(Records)
——————————
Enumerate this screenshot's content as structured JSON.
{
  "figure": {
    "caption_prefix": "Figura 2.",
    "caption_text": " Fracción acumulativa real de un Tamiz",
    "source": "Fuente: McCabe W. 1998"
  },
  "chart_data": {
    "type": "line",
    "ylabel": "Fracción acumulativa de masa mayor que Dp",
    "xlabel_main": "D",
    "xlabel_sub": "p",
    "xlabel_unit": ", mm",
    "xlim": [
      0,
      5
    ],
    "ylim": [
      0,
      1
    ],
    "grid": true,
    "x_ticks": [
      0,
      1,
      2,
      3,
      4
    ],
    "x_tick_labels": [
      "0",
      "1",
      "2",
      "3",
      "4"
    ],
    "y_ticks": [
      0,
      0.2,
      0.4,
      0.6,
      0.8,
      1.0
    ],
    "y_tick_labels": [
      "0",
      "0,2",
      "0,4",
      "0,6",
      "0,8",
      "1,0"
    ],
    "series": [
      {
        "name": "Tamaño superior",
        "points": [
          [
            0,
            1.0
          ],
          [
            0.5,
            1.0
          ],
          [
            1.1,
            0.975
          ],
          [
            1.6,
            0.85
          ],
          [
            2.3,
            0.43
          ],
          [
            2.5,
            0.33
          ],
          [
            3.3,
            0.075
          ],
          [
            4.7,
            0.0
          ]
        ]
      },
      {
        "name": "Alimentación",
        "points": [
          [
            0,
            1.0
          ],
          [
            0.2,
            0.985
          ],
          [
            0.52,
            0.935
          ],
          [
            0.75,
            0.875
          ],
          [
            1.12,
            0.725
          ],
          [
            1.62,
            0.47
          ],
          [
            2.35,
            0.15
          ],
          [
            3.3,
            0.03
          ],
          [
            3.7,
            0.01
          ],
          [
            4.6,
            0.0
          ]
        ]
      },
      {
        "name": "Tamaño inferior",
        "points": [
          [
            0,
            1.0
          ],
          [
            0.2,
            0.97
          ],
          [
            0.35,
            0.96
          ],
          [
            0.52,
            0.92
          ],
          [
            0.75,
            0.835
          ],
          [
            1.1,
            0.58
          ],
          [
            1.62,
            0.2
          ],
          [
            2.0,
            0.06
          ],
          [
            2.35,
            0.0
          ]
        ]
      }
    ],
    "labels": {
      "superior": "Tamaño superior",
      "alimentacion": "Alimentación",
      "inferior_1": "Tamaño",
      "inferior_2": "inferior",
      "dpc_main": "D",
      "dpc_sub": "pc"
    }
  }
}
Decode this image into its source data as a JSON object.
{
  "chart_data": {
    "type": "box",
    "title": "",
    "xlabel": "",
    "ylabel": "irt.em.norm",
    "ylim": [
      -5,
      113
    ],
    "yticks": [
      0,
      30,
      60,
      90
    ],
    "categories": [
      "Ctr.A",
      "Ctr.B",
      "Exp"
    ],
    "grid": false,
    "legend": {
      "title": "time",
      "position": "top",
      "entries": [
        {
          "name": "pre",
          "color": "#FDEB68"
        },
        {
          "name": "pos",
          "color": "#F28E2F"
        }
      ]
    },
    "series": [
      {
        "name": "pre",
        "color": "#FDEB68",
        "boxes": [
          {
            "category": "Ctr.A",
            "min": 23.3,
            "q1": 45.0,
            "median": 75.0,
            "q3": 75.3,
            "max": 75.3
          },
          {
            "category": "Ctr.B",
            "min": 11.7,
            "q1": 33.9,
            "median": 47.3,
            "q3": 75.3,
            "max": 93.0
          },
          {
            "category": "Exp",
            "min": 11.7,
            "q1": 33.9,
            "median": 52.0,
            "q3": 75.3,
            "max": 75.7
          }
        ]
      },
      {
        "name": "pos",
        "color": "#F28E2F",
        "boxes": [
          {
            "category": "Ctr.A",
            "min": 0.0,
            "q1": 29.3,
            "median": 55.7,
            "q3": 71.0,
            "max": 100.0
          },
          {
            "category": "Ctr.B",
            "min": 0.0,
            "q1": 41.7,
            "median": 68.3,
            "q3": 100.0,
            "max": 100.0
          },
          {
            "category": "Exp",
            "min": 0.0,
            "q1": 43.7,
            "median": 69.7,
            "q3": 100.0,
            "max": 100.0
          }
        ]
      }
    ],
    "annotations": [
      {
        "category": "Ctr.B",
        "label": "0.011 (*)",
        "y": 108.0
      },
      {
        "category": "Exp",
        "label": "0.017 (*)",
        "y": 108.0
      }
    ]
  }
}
——————————
SET TASK:
Please output the entire listing exactly as it stands.

COMPLETED TASK:
Enumerate this screenshot's content as structured JSON.
{
  "figure": {
    "caption_prefix": "Figura 2.",
    "caption_text": " Fracción acumulativa real de un Tamiz",
    "source": "Fuente: McCabe W. 1998"
  },
  "chart_data": {
    "type": "line",
    "ylabel": "Fracción acumulativa de masa mayor que Dp",
    "xlabel_main": "D",
    "xlabel_sub": "p",
    "xlabel_unit": ", mm",
    "xlim": [
      0,
      5
    ],
    "ylim": [
      0,
      1
    ],
    "grid": true,
    "x_ticks": [
      0,
      1,
      2,
      3,
      4
    ],
    "x_tick_labels": [
      "0",
      "1",
      "2",
      "3",
      "4"
    ],
    "y_ticks": [
      0,
      0.2,
      0.4,
      0.6,
      0.8,
      1.0
    ],
    "y_tick_labels": [
      "0",
      "0,2",
      "0,4",
      "0,6",
      "0,8",
      "1,0"
    ],
    "series": [
      {
        "name": "Tamaño superior",
        "points": [
          [
            0,
            1.0
          ],
          [
            0.5,
            1.0
          ],
          [
            1.1,
            0.975
          ],
          [
            1.6,
            0.85
          ],
          [
            2.3,
            0.43
          ],
          [
            2.5,
            0.33
          ],
          [
            3.3,
            0.075
          ],
          [
            4.7,
            0.0
          ]
        ]
      },
      {
        "name": "Alimentación",
        "points": [
          [
            0,
            1.0
          ],
          [
            0.2,
            0.985
          ],
          [
            0.52,
            0.935
          ],
          [
            0.75,
            0.875
          ],
          [
            1.12,
            0.725
          ],
          [
            1.62,
            0.47
          ],
          [
            2.35,
            0.15
          ],
          [
            3.3,
            0.03
          ],
          [
            3.7,
            0.01
          ],
          [
            4.6,
            0.0
          ]
        ]
      },
      {
        "name": "Tamaño inferior",
        "points": [
          [
            0,
            1.0
          ],
          [
            0.2,
            0.97
          ],
          [
            0.35,
            0.96
          ],
          [
            0.52,
            0.92
          ],
          [
            0.75,
            0.835
          ],
          [
            1.1,
            0.58
          ],
          [
            1.62,
            0.2
          ],
          [
            2.0,
            0.06
          ],
          [
            2.35,
            0.0
          ]
        ]
      }
    ],
    "labels": {
      "superior": "Tamaño superior",
      "alimentacion": "Alimentación",
      "inferior_1": "Tamaño",
      "inferior_2": "inferior",
      "dpc_main": "D",
      "dpc_sub": "pc"
    }
  }
}
Decode this image into its source data as a JSON object.
{
  "chart_data": {
    "type": "box",
    "title": "",
    "xlabel": "",
    "ylabel": "irt.em.norm",
    "ylim": [
      -5,
      113
    ],
    "yticks": [
      0,
      30,
      60,
      90
    ],
    "categories": [
      "Ctr.A",
      "Ctr.B",
      "Exp"
    ],
    "grid": false,
    "legend": {
      "title": "time",
      "position": "top",
      "entries": [
        {
          "name": "pre",
          "color": "#FDEB68"
        },
        {
          "name": "pos",
          "color": "#F28E2F"
        }
      ]
    },
    "series": [
      {
        "name": "pre",
        "color": "#FDEB68",
        "boxes": [
          {
            "category": "Ctr.A",
            "min": 23.3,
            "q1": 45.0,
            "median": 75.0,
            "q3": 75.3,
            "max": 75.3
          },
          {
            "category": "Ctr.B",
            "min": 11.7,
            "q1": 33.9,
            "median": 47.3,
            "q3": 75.3,
            "max": 93.0
          },
          {
            "category": "Exp",
            "min": 11.7,
            "q1": 33.9,
            "median": 52.0,
            "q3": 75.3,
            "max": 75.7
          }
        ]
      },
      {
        "name": "pos",
        "color": "#F28E2F",
        "boxes": [
          {
            "category": "Ctr.A",
            "min": 0.0,
            "q1": 29.3,
            "median": 55.7,
            "q3": 71.0,
            "max": 100.0
          },
          {
            "category": "Ctr.B",
            "min": 0.0,
            "q1": 41.7,
            "median": 68.3,
            "q3": 100.0,
            "max": 100.0
          },
          {
            "category": "Exp",
            "min": 0.0,
            "q1": 43.7,
            "median": 69.7,
            "q3": 100.0,
            "max": 100.0
          }
        ]
      }
    ],
    "annotations": [
      {
        "category": "Ctr.B",
        "label": "0.011 (*)",
        "y": 108.0
      },
      {
        "category": "Exp",
        "label": "0.017 (*)",
        "y": 108.0
      }
    ]
  }
}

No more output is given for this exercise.